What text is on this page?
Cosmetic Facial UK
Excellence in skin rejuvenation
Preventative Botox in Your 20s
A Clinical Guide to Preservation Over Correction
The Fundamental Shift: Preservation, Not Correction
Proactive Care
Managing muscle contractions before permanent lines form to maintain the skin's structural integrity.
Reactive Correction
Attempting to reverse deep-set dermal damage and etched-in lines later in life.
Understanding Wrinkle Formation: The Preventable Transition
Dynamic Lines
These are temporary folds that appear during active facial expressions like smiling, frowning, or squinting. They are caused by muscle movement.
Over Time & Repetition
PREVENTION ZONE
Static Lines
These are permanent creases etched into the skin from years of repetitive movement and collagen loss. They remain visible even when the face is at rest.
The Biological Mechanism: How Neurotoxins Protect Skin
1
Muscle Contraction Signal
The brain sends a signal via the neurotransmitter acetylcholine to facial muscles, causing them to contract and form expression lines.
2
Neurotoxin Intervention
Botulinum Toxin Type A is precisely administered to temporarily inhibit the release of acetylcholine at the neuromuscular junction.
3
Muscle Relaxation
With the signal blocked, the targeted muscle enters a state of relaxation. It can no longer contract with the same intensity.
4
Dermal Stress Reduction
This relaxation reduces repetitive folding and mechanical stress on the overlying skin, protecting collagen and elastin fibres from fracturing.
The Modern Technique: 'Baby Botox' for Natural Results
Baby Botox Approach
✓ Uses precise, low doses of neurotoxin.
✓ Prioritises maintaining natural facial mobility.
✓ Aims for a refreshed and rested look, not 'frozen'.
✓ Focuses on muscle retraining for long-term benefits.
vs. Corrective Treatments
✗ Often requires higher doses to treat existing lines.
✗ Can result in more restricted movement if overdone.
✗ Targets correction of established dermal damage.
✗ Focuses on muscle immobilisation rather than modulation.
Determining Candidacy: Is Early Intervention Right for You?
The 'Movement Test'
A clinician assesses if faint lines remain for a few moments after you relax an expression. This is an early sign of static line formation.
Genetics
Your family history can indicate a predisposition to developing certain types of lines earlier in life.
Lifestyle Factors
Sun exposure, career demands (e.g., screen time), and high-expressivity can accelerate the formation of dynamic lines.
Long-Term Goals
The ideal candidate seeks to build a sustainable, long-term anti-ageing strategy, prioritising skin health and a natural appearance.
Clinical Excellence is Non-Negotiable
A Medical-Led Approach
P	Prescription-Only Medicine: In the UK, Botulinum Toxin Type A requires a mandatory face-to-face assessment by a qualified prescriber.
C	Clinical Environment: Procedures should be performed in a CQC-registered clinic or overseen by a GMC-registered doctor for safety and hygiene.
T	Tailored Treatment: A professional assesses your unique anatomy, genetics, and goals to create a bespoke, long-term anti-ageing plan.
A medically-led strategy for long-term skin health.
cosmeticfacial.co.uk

* _The task_
Write only the number of lines in the data where the word "permanent" occurs.

* _Solution to this exercise_
2